● **MATERIAL SHOWN**
++++++
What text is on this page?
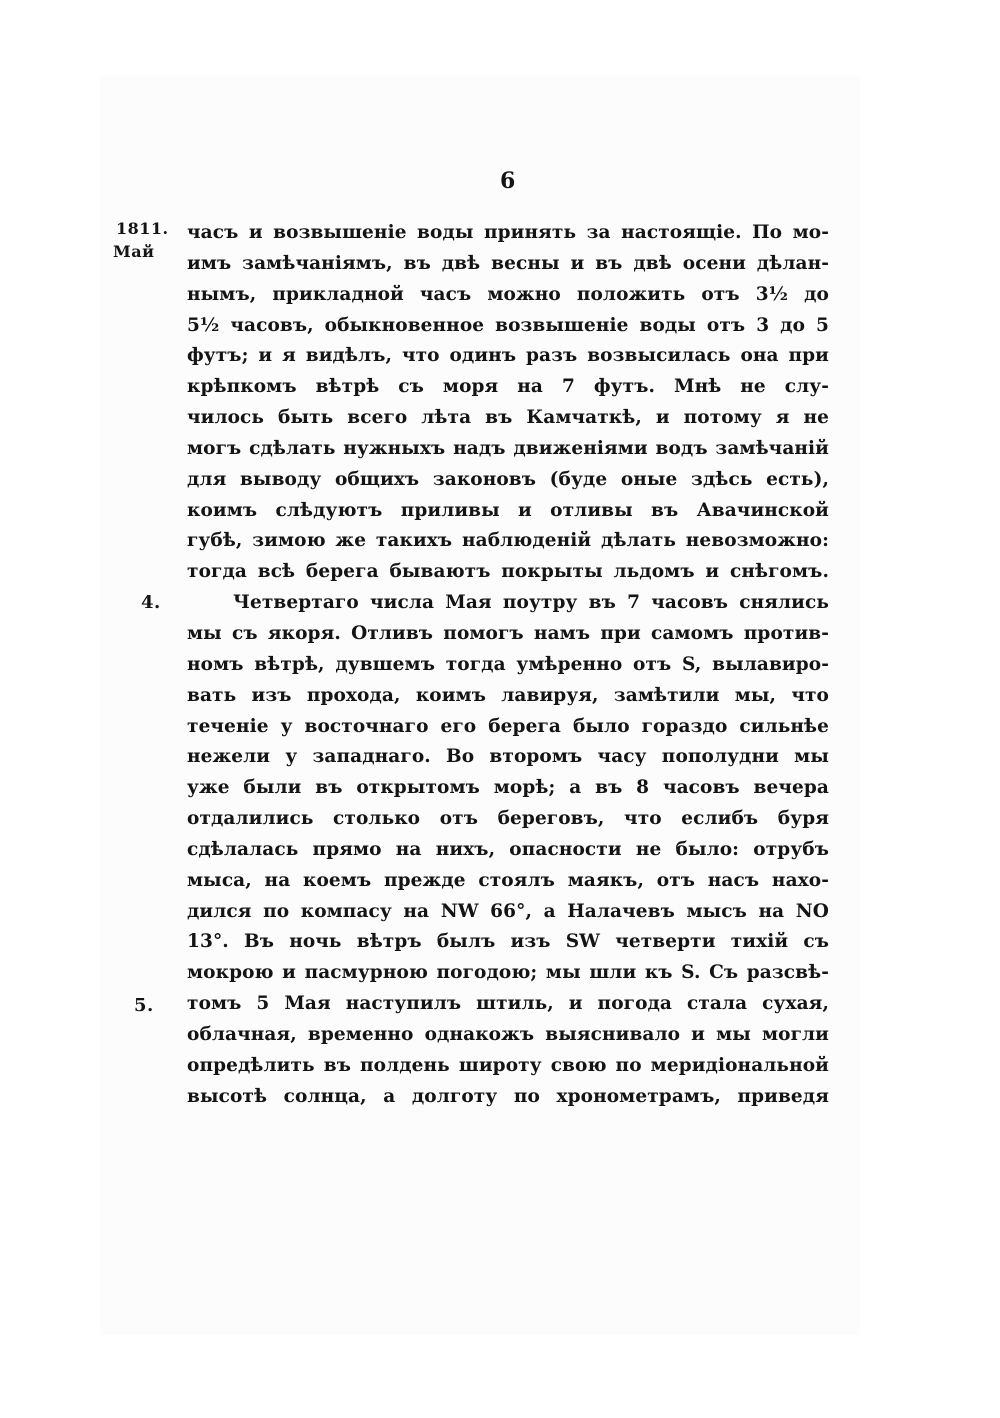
6
1811.
Май
4.
5.
часъ и возвышеніе воды принять за настоящіе. По мо-
имъ замѣчаніямъ, въ двѣ весны и въ двѣ осени дѣлан-
нымъ, прикладной часъ можно положить отъ 3½ до
5½ часовъ, обыкновенное возвышеніе воды отъ 3 до 5
футъ; и я видѣлъ, что одинъ разъ возвысилась она при
крѣпкомъ вѣтрѣ съ моря на 7 футъ. Мнѣ не слу-
чилось быть всего лѣта въ Камчаткѣ, и потому я не
могъ сдѣлать нужныхъ надъ движеніями водъ замѣчаній
для выводу общихъ законовъ (буде оные здѣсь есть),
коимъ слѣдуютъ приливы и отливы въ Авачинской
губѣ, зимою же такихъ наблюденій дѣлать невозможно:
тогда всѣ берега бываютъ покрыты льдомъ и снѣгомъ.
Четвертаго числа Мая поутру въ 7 часовъ снялись
мы съ якоря. Отливъ помогъ намъ при самомъ против-
номъ вѣтрѣ, дувшемъ тогда умѣренно отъ S, вылавиро-
вать изъ прохода, коимъ лавируя, замѣтили мы, что
теченіе у восточнаго его берега было гораздо сильнѣе
нежели у западнаго. Во второмъ часу пополудни мы
уже были въ открытомъ морѣ; а въ 8 часовъ вечера
отдалились столько отъ береговъ, что еслибъ буря
сдѣлалась прямо на нихъ, опасности не было: отрубъ
мыса, на коемъ прежде стоялъ маякъ, отъ насъ нахо-
дился по компасу на NW 66°, а Налачевъ мысъ на NO
13°. Въ ночь вѣтръ былъ изъ SW четверти тихій съ
мокрою и пасмурною погодою; мы шли къ S. Съ разсвѣ-
томъ 5 Мая наступилъ штиль, и погода стала сухая,
облачная, временно однакожъ выяснивало и мы могли
опредѣлить въ полдень широту свою по меридіональной
высотѣ солнца, а долготу по хронометрамъ, приведя
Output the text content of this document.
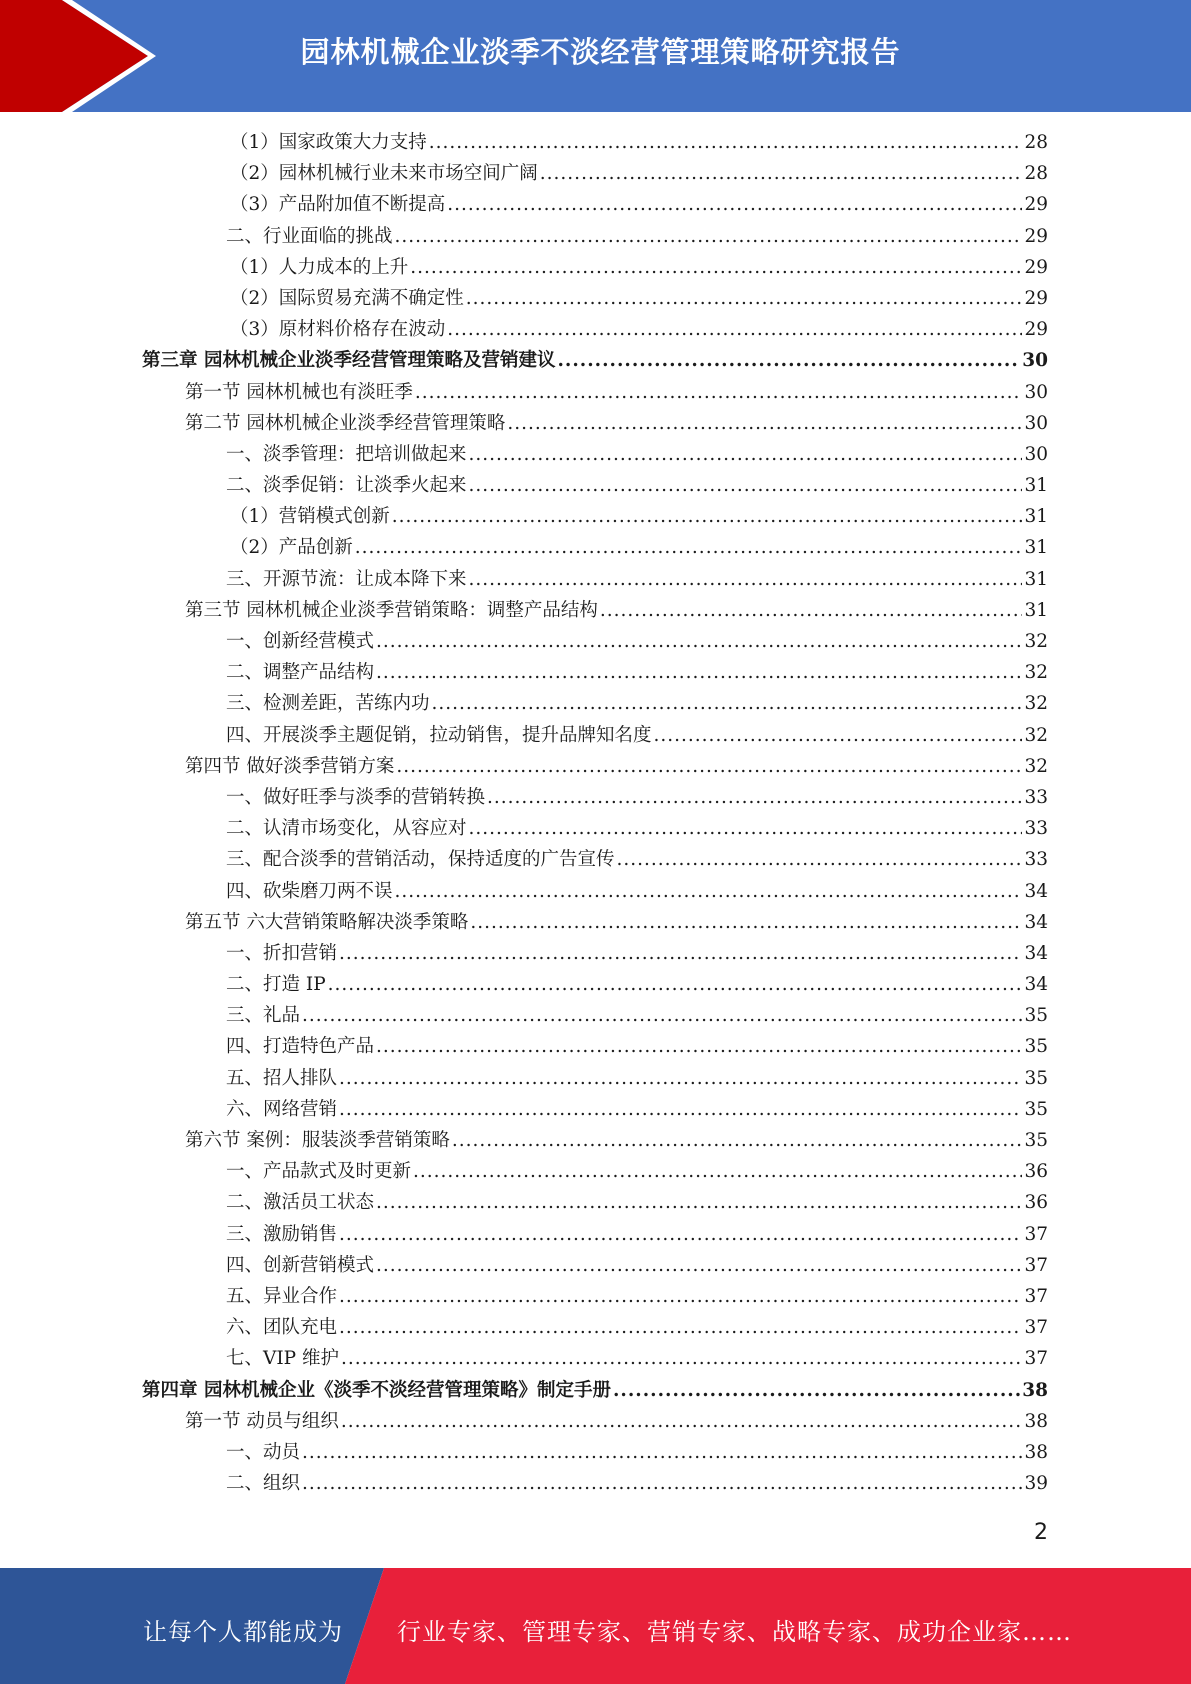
园林机械企业淡季不淡经营管理策略研究报告
（1）国家政策大力支持 .....	28
（2）园林机械行业未来市场空间广阔 .....	28
（3）产品附加值不断提高 .....	29
二、行业面临的挑战 .....	29
（1）人力成本的上升 .....	29
（2）国际贸易充满不确定性 .....	29
（3）原材料价格存在波动 .....	29
第三章 园林机械企业淡季经营管理策略及营销建议 .....	30
第一节 园林机械也有淡旺季 .....	30
第二节 园林机械企业淡季经营管理策略 .....	30
一、淡季管理：把培训做起来 .....	30
二、淡季促销：让淡季火起来 .....	31
（1）营销模式创新 .....	31
（2）产品创新 .....	31
三、开源节流：让成本降下来 .....	31
第三节 园林机械企业淡季营销策略：调整产品结构 .....	31
一、创新经营模式 .....	32
二、调整产品结构 .....	32
三、检测差距，苦练内功 .....	32
四、开展淡季主题促销，拉动销售，提升品牌知名度 .....	32
第四节 做好淡季营销方案 .....	32
一、做好旺季与淡季的营销转换 .....	33
二、认清市场变化，从容应对 .....	33
三、配合淡季的营销活动，保持适度的广告宣传 .....	33
四、砍柴磨刀两不误 .....	34
第五节 六大营销策略解决淡季策略 .....	34
一、折扣营销 .....	34
二、打造 IP .....	34
三、礼品 .....	35
四、打造特色产品 .....	35
五、招人排队 .....	35
六、网络营销 .....	35
第六节 案例：服装淡季营销策略 .....	35
一、产品款式及时更新 .....	36
二、激活员工状态 .....	36
三、激励销售 .....	37
四、创新营销模式 .....	37
五、异业合作 .....	37
六、团队充电 .....	37
七、VIP 维护 .....	37
第四章 园林机械企业《淡季不淡经营管理策略》制定手册 .....	38
第一节 动员与组织 .....	38
一、动员 .....	38
二、组织 .....	39
2
让每个人都能成为 行业专家、管理专家、营销专家、战略专家、成功企业家……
++++++
The records above are to be restated exactly, without their pictures.

What text is on this page?
6
1811.
Май
4.
5.
часъ и возвышеніе воды принять за настоящіе. По мо-
имъ замѣчаніямъ, въ двѣ весны и въ двѣ осени дѣлан-
нымъ, прикладной часъ можно положить отъ 3½ до
5½ часовъ, обыкновенное возвышеніе воды отъ 3 до 5
футъ; и я видѣлъ, что одинъ разъ возвысилась она при
крѣпкомъ вѣтрѣ съ моря на 7 футъ. Мнѣ не слу-
чилось быть всего лѣта въ Камчаткѣ, и потому я не
могъ сдѣлать нужныхъ надъ движеніями водъ замѣчаній
для выводу общихъ законовъ (буде оные здѣсь есть),
коимъ слѣдуютъ приливы и отливы въ Авачинской
губѣ, зимою же такихъ наблюденій дѣлать невозможно:
тогда всѣ берега бываютъ покрыты льдомъ и снѣгомъ.
Четвертаго числа Мая поутру въ 7 часовъ снялись
мы съ якоря. Отливъ помогъ намъ при самомъ против-
номъ вѣтрѣ, дувшемъ тогда умѣренно отъ S, вылавиро-
вать изъ прохода, коимъ лавируя, замѣтили мы, что
теченіе у восточнаго его берега было гораздо сильнѣе
нежели у западнаго. Во второмъ часу пополудни мы
уже были въ открытомъ морѣ; а въ 8 часовъ вечера
отдалились столько отъ береговъ, что еслибъ буря
сдѣлалась прямо на нихъ, опасности не было: отрубъ
мыса, на коемъ прежде стоялъ маякъ, отъ насъ нахо-
дился по компасу на NW 66°, а Налачевъ мысъ на NO
13°. Въ ночь вѣтръ былъ изъ SW четверти тихій съ
мокрою и пасмурною погодою; мы шли къ S. Съ разсвѣ-
томъ 5 Мая наступилъ штиль, и погода стала сухая,
облачная, временно однакожъ выяснивало и мы могли
опредѣлить въ полдень широту свою по меридіональной
высотѣ солнца, а долготу по хронометрамъ, приведя
Output the text content of this document.
园林机械企业淡季不淡经营管理策略研究报告
（1）国家政策大力支持 .....	28
（2）园林机械行业未来市场空间广阔 .....	28
（3）产品附加值不断提高 .....	29
二、行业面临的挑战 .....	29
（1）人力成本的上升 .....	29
（2）国际贸易充满不确定性 .....	29
（3）原材料价格存在波动 .....	29
第三章 园林机械企业淡季经营管理策略及营销建议 .....	30
第一节 园林机械也有淡旺季 .....	30
第二节 园林机械企业淡季经营管理策略 .....	30
一、淡季管理：把培训做起来 .....	30
二、淡季促销：让淡季火起来 .....	31
（1）营销模式创新 .....	31
（2）产品创新 .....	31
三、开源节流：让成本降下来 .....	31
第三节 园林机械企业淡季营销策略：调整产品结构 .....	31
一、创新经营模式 .....	32
二、调整产品结构 .....	32
三、检测差距，苦练内功 .....	32
四、开展淡季主题促销，拉动销售，提升品牌知名度 .....	32
第四节 做好淡季营销方案 .....	32
一、做好旺季与淡季的营销转换 .....	33
二、认清市场变化，从容应对 .....	33
三、配合淡季的营销活动，保持适度的广告宣传 .....	33
四、砍柴磨刀两不误 .....	34
第五节 六大营销策略解决淡季策略 .....	34
一、折扣营销 .....	34
二、打造 IP .....	34
三、礼品 .....	35
四、打造特色产品 .....	35
五、招人排队 .....	35
六、网络营销 .....	35
第六节 案例：服装淡季营销策略 .....	35
一、产品款式及时更新 .....	36
二、激活员工状态 .....	36
三、激励销售 .....	37
四、创新营销模式 .....	37
五、异业合作 .....	37
六、团队充电 .....	37
七、VIP 维护 .....	37
第四章 园林机械企业《淡季不淡经营管理策略》制定手册 .....	38
第一节 动员与组织 .....	38
一、动员 .....	38
二、组织 .....	39
2
让每个人都能成为 行业专家、管理专家、营销专家、战略专家、成功企业家……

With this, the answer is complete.